(DATA TO USE)

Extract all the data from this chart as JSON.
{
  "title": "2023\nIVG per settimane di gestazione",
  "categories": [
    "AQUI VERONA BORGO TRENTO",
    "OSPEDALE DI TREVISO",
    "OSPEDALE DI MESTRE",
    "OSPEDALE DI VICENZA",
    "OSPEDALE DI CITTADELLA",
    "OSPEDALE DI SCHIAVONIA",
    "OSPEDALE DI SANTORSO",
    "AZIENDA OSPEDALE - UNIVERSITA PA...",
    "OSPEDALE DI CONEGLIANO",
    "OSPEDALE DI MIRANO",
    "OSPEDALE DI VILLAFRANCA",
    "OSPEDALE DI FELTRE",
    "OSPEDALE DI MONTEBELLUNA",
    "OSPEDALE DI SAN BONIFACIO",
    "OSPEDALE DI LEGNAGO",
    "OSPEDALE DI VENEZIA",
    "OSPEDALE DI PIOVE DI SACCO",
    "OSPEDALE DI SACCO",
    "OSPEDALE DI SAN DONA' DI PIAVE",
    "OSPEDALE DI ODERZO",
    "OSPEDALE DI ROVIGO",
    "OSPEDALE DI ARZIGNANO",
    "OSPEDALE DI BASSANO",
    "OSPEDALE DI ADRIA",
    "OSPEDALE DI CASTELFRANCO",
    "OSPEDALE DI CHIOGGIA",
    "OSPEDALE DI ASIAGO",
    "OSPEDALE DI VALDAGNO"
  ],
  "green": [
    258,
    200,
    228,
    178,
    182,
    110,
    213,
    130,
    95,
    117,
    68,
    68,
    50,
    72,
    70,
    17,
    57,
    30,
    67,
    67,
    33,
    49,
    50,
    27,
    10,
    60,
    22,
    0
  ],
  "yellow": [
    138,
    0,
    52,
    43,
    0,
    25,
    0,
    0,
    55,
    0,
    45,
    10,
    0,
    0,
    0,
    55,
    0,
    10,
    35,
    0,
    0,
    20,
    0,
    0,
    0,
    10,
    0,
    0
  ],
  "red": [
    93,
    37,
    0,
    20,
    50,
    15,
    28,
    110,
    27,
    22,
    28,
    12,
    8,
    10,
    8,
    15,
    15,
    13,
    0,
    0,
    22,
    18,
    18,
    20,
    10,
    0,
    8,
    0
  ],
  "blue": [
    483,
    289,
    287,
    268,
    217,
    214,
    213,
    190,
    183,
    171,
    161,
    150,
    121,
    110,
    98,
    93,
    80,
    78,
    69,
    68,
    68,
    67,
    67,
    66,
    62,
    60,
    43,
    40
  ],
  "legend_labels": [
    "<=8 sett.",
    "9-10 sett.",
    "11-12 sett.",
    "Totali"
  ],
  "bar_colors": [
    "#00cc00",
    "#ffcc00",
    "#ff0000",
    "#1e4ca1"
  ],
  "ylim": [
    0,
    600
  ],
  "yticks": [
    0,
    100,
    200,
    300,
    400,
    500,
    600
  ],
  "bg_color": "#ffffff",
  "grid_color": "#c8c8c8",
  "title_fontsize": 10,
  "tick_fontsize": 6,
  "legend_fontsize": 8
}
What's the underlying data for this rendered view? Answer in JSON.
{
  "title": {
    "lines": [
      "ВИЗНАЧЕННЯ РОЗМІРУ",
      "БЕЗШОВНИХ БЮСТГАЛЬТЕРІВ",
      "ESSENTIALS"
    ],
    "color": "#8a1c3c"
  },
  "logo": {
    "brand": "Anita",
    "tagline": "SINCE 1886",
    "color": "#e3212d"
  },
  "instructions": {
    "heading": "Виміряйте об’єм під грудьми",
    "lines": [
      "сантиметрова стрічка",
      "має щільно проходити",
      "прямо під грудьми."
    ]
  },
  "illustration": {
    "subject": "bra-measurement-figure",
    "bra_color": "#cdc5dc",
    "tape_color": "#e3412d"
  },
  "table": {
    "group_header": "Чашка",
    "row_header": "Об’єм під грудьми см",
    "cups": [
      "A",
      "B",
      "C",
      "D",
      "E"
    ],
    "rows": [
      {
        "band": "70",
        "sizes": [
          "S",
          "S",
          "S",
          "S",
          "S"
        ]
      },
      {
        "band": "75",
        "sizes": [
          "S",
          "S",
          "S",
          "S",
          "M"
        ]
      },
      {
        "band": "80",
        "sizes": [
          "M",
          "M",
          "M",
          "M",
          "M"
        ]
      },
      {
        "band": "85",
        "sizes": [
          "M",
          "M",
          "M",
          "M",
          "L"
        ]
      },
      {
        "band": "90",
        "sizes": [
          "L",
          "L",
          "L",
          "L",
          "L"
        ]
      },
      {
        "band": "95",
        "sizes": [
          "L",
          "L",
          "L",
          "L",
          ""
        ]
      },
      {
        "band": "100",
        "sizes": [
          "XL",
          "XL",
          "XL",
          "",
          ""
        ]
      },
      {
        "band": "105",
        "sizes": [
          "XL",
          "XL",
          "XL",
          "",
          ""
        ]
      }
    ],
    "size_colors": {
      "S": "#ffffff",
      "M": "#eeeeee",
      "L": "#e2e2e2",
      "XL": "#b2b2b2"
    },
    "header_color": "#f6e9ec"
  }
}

(EXERCISE DESCRIPTION) Print the complete listing again, exactly as it stands.

(RESULT OF THE EXERCISE)
Extract all the data from this chart as JSON.
{
  "title": "2023\nIVG per settimane di gestazione",
  "categories": [
    "AQUI VERONA BORGO TRENTO",
    "OSPEDALE DI TREVISO",
    "OSPEDALE DI MESTRE",
    "OSPEDALE DI VICENZA",
    "OSPEDALE DI CITTADELLA",
    "OSPEDALE DI SCHIAVONIA",
    "OSPEDALE DI SANTORSO",
    "AZIENDA OSPEDALE - UNIVERSITA PA...",
    "OSPEDALE DI CONEGLIANO",
    "OSPEDALE DI MIRANO",
    "OSPEDALE DI VILLAFRANCA",
    "OSPEDALE DI FELTRE",
    "OSPEDALE DI MONTEBELLUNA",
    "OSPEDALE DI SAN BONIFACIO",
    "OSPEDALE DI LEGNAGO",
    "OSPEDALE DI VENEZIA",
    "OSPEDALE DI PIOVE DI SACCO",
    "OSPEDALE DI SACCO",
    "OSPEDALE DI SAN DONA' DI PIAVE",
    "OSPEDALE DI ODERZO",
    "OSPEDALE DI ROVIGO",
    "OSPEDALE DI ARZIGNANO",
    "OSPEDALE DI BASSANO",
    "OSPEDALE DI ADRIA",
    "OSPEDALE DI CASTELFRANCO",
    "OSPEDALE DI CHIOGGIA",
    "OSPEDALE DI ASIAGO",
    "OSPEDALE DI VALDAGNO"
  ],
  "green": [
    258,
    200,
    228,
    178,
    182,
    110,
    213,
    130,
    95,
    117,
    68,
    68,
    50,
    72,
    70,
    17,
    57,
    30,
    67,
    67,
    33,
    49,
    50,
    27,
    10,
    60,
    22,
    0
  ],
  "yellow": [
    138,
    0,
    52,
    43,
    0,
    25,
    0,
    0,
    55,
    0,
    45,
    10,
    0,
    0,
    0,
    55,
    0,
    10,
    35,
    0,
    0,
    20,
    0,
    0,
    0,
    10,
    0,
    0
  ],
  "red": [
    93,
    37,
    0,
    20,
    50,
    15,
    28,
    110,
    27,
    22,
    28,
    12,
    8,
    10,
    8,
    15,
    15,
    13,
    0,
    0,
    22,
    18,
    18,
    20,
    10,
    0,
    8,
    0
  ],
  "blue": [
    483,
    289,
    287,
    268,
    217,
    214,
    213,
    190,
    183,
    171,
    161,
    150,
    121,
    110,
    98,
    93,
    80,
    78,
    69,
    68,
    68,
    67,
    67,
    66,
    62,
    60,
    43,
    40
  ],
  "legend_labels": [
    "<=8 sett.",
    "9-10 sett.",
    "11-12 sett.",
    "Totali"
  ],
  "bar_colors": [
    "#00cc00",
    "#ffcc00",
    "#ff0000",
    "#1e4ca1"
  ],
  "ylim": [
    0,
    600
  ],
  "yticks": [
    0,
    100,
    200,
    300,
    400,
    500,
    600
  ],
  "bg_color": "#ffffff",
  "grid_color": "#c8c8c8",
  "title_fontsize": 10,
  "tick_fontsize": 6,
  "legend_fontsize": 8
}
What's the underlying data for this rendered view? Answer in JSON.
{
  "title": {
    "lines": [
      "ВИЗНАЧЕННЯ РОЗМІРУ",
      "БЕЗШОВНИХ БЮСТГАЛЬТЕРІВ",
      "ESSENTIALS"
    ],
    "color": "#8a1c3c"
  },
  "logo": {
    "brand": "Anita",
    "tagline": "SINCE 1886",
    "color": "#e3212d"
  },
  "instructions": {
    "heading": "Виміряйте об’єм під грудьми",
    "lines": [
      "сантиметрова стрічка",
      "має щільно проходити",
      "прямо під грудьми."
    ]
  },
  "illustration": {
    "subject": "bra-measurement-figure",
    "bra_color": "#cdc5dc",
    "tape_color": "#e3412d"
  },
  "table": {
    "group_header": "Чашка",
    "row_header": "Об’єм під грудьми см",
    "cups": [
      "A",
      "B",
      "C",
      "D",
      "E"
    ],
    "rows": [
      {
        "band": "70",
        "sizes": [
          "S",
          "S",
          "S",
          "S",
          "S"
        ]
      },
      {
        "band": "75",
        "sizes": [
          "S",
          "S",
          "S",
          "S",
          "M"
        ]
      },
      {
        "band": "80",
        "sizes": [
          "M",
          "M",
          "M",
          "M",
          "M"
        ]
      },
      {
        "band": "85",
        "sizes": [
          "M",
          "M",
          "M",
          "M",
          "L"
        ]
      },
      {
        "band": "90",
        "sizes": [
          "L",
          "L",
          "L",
          "L",
          "L"
        ]
      },
      {
        "band": "95",
        "sizes": [
          "L",
          "L",
          "L",
          "L",
          ""
        ]
      },
      {
        "band": "100",
        "sizes": [
          "XL",
          "XL",
          "XL",
          "",
          ""
        ]
      },
      {
        "band": "105",
        "sizes": [
          "XL",
          "XL",
          "XL",
          "",
          ""
        ]
      }
    ],
    "size_colors": {
      "S": "#ffffff",
      "M": "#eeeeee",
      "L": "#e2e2e2",
      "XL": "#b2b2b2"
    },
    "header_color": "#f6e9ec"
  }
}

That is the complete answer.